---------- Data excerpts

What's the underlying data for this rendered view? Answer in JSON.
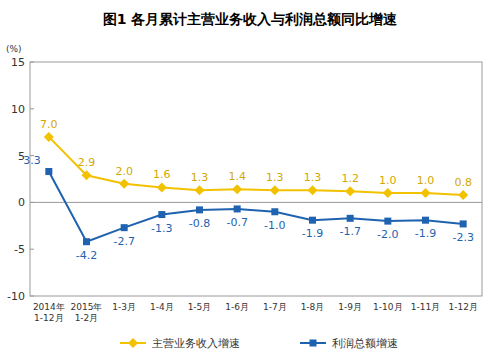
{
  "chart_data": {
    "type": "line",
    "title": "图1 各月累计主营业务收入与利润总额同比增速",
    "y_label": "(%)",
    "categories": [
      "2014年\n1-12月",
      "2015年\n1-2月",
      "1-3月",
      "1-4月",
      "1-5月",
      "1-6月",
      "1-7月",
      "1-8月",
      "1-9月",
      "1-10月",
      "1-11月",
      "1-12月"
    ],
    "series": [
      {
        "name": "主营业务收入增速",
        "color": "#f2c200",
        "marker": "diamond",
        "line_style": "solid",
        "values": [
          7.0,
          2.9,
          2.0,
          1.6,
          1.3,
          1.4,
          1.3,
          1.3,
          1.2,
          1.0,
          1.0,
          0.8
        ],
        "value_labels": [
          "7.0",
          "2.9",
          "2.0",
          "1.6",
          "1.3",
          "1.4",
          "1.3",
          "1.3",
          "1.2",
          "1.0",
          "1.0",
          "0.8"
        ]
      },
      {
        "name": "利润总额增速",
        "color": "#1f62b0",
        "marker": "square",
        "line_style": "solid",
        "values": [
          3.3,
          -4.2,
          -2.7,
          -1.3,
          -0.8,
          -0.7,
          -1.0,
          -1.9,
          -1.7,
          -2.0,
          -1.9,
          -2.3
        ],
        "value_labels": [
          "3.3",
          "-4.2",
          "-2.7",
          "-1.3",
          "-0.8",
          "-0.7",
          "-1.0",
          "-1.9",
          "-1.7",
          "-2.0",
          "-1.9",
          "-2.3"
        ]
      }
    ],
    "ylim": [
      -10,
      15
    ],
    "yticks": [
      -10,
      -5,
      0,
      5,
      10,
      15
    ],
    "grid": false,
    "legend": "bottom",
    "data_labels": true
  }
}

--------------------

▶ _Task requirements_:
The data above needs to be retyped exactly, with the images left out.

▶ _Solution_:
What's the underlying data for this rendered view? Answer in JSON.
{
  "chart_data": {
    "type": "line",
    "title": "图1 各月累计主营业务收入与利润总额同比增速",
    "y_label": "(%)",
    "categories": [
      "2014年\n1-12月",
      "2015年\n1-2月",
      "1-3月",
      "1-4月",
      "1-5月",
      "1-6月",
      "1-7月",
      "1-8月",
      "1-9月",
      "1-10月",
      "1-11月",
      "1-12月"
    ],
    "series": [
      {
        "name": "主营业务收入增速",
        "color": "#f2c200",
        "marker": "diamond",
        "line_style": "solid",
        "values": [
          7.0,
          2.9,
          2.0,
          1.6,
          1.3,
          1.4,
          1.3,
          1.3,
          1.2,
          1.0,
          1.0,
          0.8
        ],
        "value_labels": [
          "7.0",
          "2.9",
          "2.0",
          "1.6",
          "1.3",
          "1.4",
          "1.3",
          "1.3",
          "1.2",
          "1.0",
          "1.0",
          "0.8"
        ]
      },
      {
        "name": "利润总额增速",
        "color": "#1f62b0",
        "marker": "square",
        "line_style": "solid",
        "values": [
          3.3,
          -4.2,
          -2.7,
          -1.3,
          -0.8,
          -0.7,
          -1.0,
          -1.9,
          -1.7,
          -2.0,
          -1.9,
          -2.3
        ],
        "value_labels": [
          "3.3",
          "-4.2",
          "-2.7",
          "-1.3",
          "-0.8",
          "-0.7",
          "-1.0",
          "-1.9",
          "-1.7",
          "-2.0",
          "-1.9",
          "-2.3"
        ]
      }
    ],
    "ylim": [
      -10,
      15
    ],
    "yticks": [
      -10,
      -5,
      0,
      5,
      10,
      15
    ],
    "grid": false,
    "legend": "bottom",
    "data_labels": true
  }
}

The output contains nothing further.